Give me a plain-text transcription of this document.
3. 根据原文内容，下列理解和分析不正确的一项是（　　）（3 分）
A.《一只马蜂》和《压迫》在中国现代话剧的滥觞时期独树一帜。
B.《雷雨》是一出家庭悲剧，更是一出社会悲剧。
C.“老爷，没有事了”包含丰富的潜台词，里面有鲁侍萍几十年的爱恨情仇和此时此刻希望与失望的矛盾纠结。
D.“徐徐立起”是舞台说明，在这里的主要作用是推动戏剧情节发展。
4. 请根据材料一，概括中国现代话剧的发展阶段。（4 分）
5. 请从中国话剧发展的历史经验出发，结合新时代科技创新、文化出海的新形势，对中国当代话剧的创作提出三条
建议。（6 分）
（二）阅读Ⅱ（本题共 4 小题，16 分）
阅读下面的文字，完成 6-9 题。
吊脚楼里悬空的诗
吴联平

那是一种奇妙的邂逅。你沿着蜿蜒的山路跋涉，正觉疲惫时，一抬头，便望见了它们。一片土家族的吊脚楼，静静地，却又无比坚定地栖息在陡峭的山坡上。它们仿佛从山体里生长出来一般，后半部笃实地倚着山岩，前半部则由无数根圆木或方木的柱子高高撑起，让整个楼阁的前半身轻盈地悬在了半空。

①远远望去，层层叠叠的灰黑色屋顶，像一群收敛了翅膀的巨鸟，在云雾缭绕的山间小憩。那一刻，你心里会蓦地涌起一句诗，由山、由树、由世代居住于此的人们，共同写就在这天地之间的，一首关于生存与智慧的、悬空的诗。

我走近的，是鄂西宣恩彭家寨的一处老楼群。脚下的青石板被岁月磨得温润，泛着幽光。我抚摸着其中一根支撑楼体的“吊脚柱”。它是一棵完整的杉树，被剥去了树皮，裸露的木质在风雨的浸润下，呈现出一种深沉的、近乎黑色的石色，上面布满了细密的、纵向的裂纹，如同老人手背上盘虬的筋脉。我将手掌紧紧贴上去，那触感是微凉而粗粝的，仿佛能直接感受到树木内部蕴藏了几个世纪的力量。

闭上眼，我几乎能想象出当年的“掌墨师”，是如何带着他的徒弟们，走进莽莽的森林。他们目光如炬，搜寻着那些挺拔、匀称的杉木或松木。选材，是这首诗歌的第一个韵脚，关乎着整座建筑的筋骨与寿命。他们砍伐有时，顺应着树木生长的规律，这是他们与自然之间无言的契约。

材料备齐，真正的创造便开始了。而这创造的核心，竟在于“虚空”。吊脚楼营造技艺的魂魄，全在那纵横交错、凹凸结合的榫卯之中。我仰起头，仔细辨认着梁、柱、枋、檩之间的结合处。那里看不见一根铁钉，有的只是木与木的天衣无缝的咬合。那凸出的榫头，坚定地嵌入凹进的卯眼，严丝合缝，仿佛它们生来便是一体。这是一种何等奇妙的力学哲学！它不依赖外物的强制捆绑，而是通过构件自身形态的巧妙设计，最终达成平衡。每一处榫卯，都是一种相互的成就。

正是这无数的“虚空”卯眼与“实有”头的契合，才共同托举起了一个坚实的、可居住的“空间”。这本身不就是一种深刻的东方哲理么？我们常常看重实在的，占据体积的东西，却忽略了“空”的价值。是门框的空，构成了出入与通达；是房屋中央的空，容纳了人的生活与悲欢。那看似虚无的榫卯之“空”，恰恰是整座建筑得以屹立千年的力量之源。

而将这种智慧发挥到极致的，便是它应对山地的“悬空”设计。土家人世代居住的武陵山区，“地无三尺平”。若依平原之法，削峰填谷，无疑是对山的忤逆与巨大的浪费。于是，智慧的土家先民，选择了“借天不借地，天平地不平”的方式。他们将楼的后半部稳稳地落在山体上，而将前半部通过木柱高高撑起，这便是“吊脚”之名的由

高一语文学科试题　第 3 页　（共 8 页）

* * *

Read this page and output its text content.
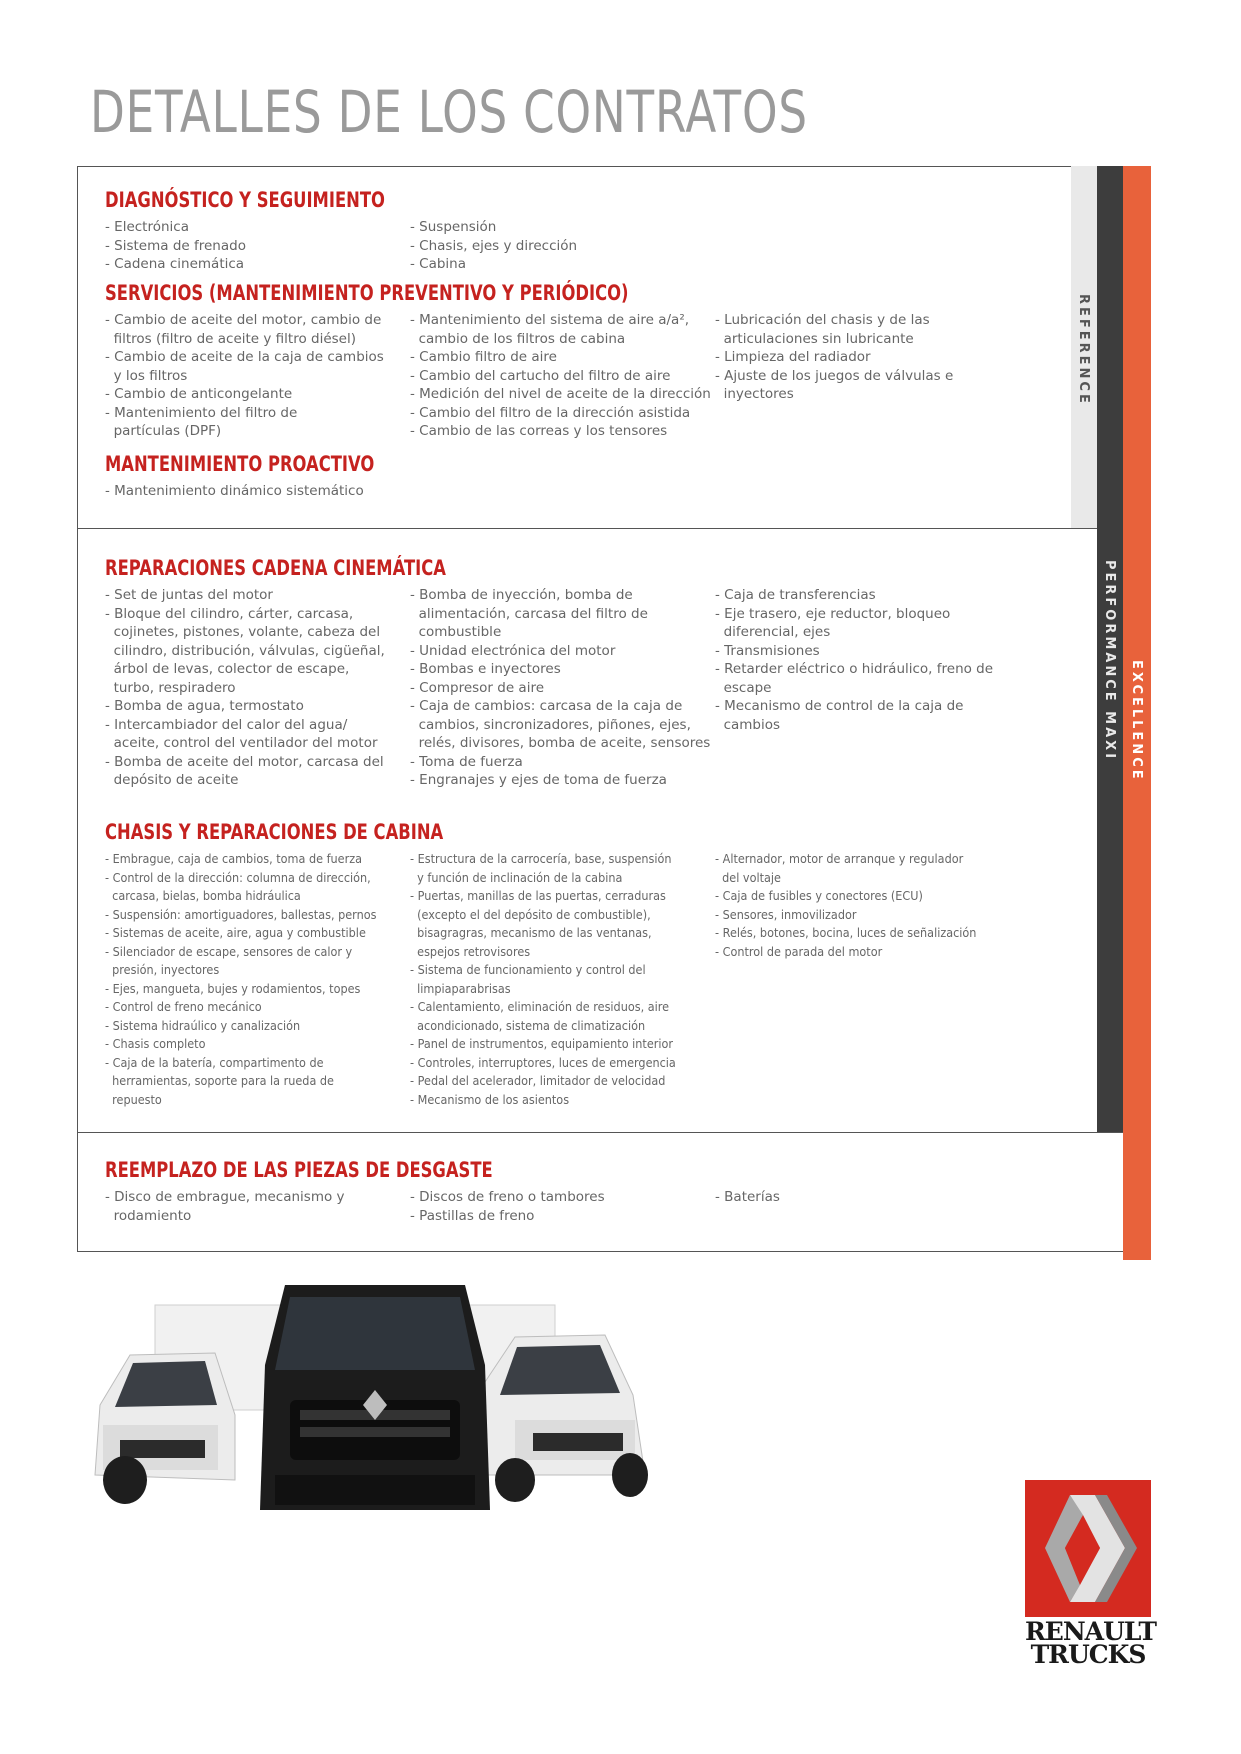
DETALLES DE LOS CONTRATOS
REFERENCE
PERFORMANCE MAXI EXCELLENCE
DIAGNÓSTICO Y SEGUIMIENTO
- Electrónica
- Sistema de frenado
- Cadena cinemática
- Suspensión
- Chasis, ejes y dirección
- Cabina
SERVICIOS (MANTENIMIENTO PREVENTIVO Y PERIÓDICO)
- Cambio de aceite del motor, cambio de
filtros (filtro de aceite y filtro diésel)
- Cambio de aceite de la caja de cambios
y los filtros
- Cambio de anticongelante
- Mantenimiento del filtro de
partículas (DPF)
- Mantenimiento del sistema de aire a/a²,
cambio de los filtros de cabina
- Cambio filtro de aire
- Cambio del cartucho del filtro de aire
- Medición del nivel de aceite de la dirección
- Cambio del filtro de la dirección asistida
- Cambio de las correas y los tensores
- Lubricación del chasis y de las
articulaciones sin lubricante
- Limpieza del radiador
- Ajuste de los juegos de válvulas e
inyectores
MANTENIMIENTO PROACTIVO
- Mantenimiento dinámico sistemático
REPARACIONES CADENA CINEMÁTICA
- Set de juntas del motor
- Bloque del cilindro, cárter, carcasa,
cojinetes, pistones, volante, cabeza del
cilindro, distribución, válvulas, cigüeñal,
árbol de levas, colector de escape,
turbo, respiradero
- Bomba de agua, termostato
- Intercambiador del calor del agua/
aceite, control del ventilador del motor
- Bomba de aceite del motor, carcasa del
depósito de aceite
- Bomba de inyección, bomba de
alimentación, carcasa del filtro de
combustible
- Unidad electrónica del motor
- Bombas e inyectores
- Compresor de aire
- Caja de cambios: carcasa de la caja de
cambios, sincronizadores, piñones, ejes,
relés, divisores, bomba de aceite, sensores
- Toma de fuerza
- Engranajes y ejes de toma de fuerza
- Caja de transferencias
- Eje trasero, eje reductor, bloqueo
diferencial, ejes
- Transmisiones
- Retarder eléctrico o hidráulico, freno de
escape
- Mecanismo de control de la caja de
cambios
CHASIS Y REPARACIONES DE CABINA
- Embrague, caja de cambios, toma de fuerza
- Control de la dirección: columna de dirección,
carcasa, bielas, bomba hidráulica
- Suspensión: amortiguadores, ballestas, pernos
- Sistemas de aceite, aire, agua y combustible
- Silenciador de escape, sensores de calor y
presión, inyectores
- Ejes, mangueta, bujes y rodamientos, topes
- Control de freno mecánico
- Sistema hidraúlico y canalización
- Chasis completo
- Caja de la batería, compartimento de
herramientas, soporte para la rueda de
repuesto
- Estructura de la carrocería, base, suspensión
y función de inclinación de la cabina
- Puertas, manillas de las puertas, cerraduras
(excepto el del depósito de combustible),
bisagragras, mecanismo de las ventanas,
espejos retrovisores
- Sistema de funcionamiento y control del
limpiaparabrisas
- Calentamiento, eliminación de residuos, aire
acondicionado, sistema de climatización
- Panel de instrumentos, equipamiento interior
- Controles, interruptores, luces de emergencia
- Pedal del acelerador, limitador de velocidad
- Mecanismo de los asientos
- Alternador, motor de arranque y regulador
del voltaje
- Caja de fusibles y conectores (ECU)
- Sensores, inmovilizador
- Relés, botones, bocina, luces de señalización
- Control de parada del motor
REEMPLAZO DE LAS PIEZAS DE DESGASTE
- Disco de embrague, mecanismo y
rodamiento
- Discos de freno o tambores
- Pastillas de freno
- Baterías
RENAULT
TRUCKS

* * *

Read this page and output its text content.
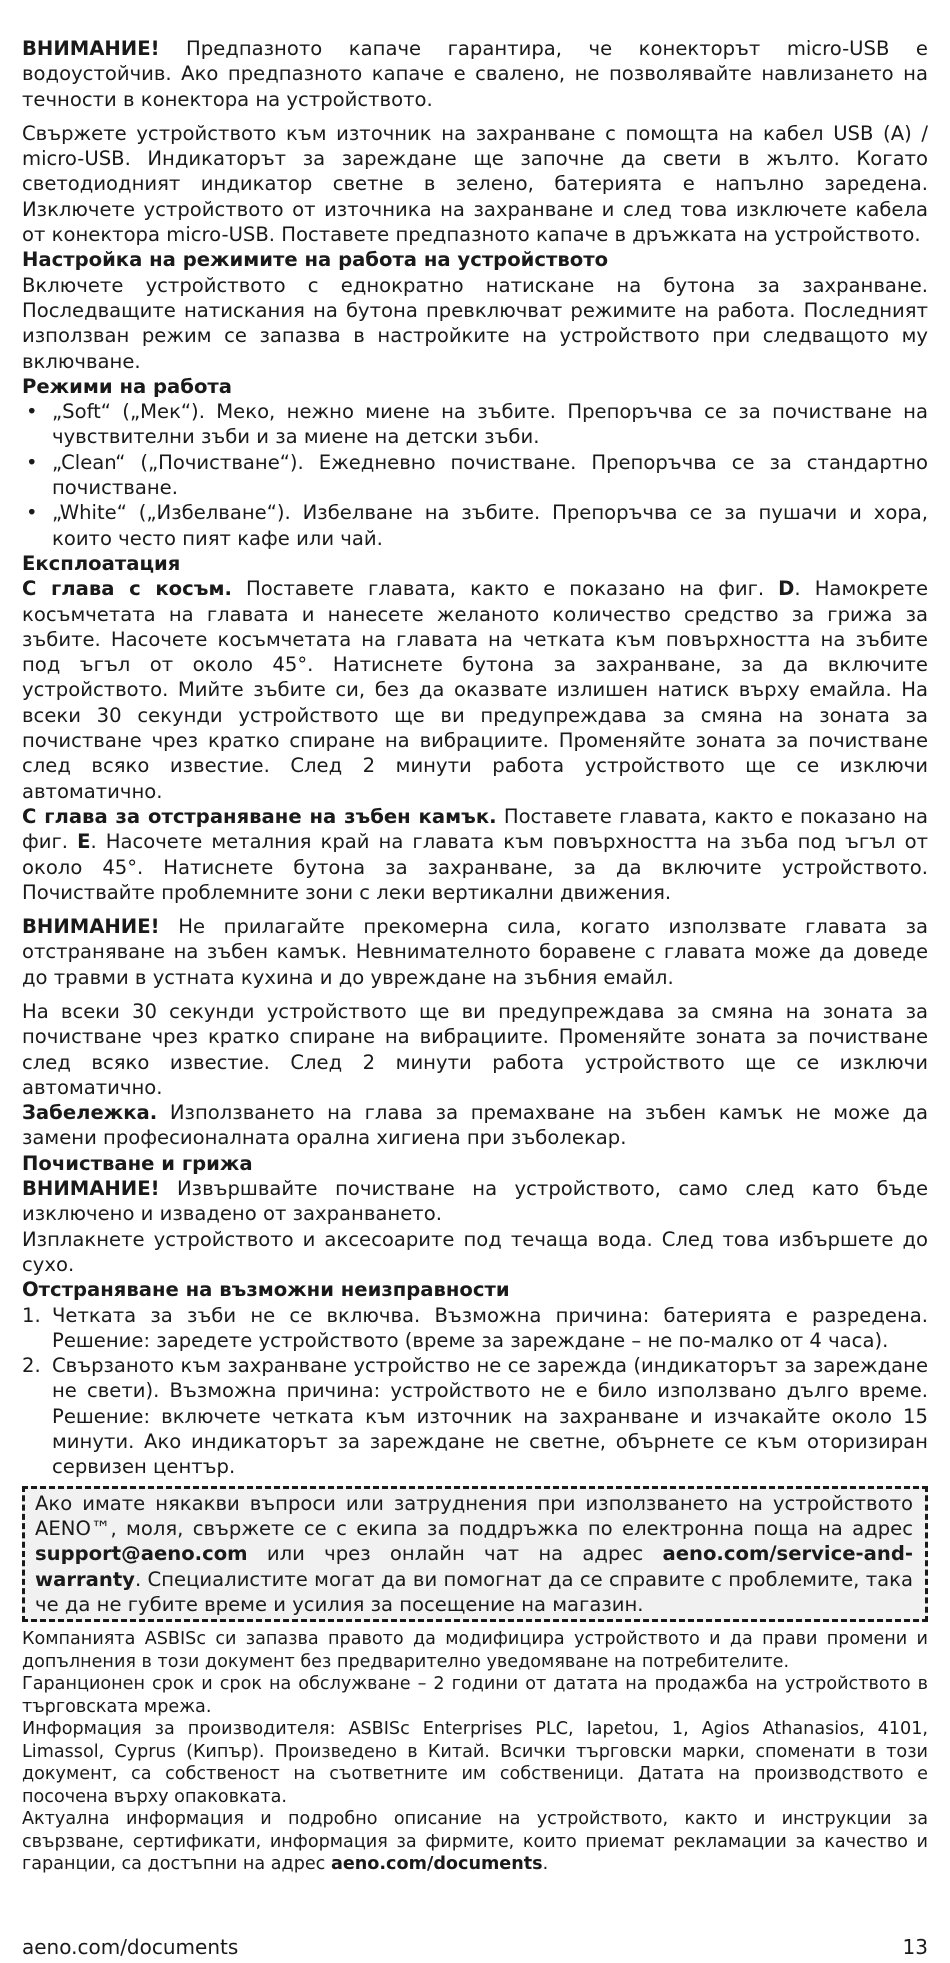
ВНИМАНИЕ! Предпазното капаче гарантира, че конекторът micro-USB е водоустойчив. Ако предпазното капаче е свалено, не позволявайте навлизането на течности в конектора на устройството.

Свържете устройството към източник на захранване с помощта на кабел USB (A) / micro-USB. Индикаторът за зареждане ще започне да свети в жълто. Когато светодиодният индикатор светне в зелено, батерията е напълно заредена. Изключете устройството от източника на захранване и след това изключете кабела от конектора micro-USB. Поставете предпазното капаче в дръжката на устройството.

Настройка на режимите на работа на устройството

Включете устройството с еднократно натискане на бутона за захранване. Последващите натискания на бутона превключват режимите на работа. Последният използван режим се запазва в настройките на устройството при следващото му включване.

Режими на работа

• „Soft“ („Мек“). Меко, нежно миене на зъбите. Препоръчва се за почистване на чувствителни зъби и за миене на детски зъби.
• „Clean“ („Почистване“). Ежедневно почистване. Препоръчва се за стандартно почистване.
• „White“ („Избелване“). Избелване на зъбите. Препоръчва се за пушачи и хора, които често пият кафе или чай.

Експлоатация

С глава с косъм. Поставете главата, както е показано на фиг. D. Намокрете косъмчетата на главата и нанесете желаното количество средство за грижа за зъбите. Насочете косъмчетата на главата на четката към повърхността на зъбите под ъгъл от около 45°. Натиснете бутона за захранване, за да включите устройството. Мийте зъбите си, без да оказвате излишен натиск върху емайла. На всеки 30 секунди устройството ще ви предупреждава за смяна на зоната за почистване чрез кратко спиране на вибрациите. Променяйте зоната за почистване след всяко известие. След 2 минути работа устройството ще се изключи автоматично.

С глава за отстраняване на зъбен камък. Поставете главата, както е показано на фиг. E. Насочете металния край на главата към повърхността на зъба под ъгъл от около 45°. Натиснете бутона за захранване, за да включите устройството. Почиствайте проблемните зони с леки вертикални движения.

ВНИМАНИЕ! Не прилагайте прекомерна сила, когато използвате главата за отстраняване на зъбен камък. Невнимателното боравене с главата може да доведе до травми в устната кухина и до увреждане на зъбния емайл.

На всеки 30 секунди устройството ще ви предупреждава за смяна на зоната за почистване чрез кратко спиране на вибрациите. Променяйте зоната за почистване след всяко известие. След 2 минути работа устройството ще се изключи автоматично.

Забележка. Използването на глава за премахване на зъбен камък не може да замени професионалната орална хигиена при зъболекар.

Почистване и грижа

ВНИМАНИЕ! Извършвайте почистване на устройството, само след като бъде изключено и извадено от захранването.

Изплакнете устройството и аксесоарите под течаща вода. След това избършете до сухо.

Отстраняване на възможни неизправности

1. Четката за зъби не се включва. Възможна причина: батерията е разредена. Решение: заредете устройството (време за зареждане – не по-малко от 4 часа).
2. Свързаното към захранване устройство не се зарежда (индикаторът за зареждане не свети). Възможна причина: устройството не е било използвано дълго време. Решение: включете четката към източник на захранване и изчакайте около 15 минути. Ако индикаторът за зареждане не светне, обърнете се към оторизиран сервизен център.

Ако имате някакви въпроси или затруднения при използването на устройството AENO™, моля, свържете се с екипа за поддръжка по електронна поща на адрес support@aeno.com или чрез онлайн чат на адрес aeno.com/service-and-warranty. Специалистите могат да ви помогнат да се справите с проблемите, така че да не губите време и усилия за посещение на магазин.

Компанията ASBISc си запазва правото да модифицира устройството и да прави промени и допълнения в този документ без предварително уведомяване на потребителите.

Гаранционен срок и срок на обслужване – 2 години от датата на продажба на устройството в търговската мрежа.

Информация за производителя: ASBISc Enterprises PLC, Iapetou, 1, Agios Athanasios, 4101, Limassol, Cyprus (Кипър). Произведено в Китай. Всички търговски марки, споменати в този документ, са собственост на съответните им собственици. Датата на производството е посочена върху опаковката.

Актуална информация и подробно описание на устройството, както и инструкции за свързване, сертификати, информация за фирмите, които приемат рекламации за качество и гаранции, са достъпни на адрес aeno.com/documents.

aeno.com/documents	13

» Task to complete
Copy each line of the data above that holds "inyectores".

» Worked solution
inyectores
- Bombas e inyectores
presión, inyectores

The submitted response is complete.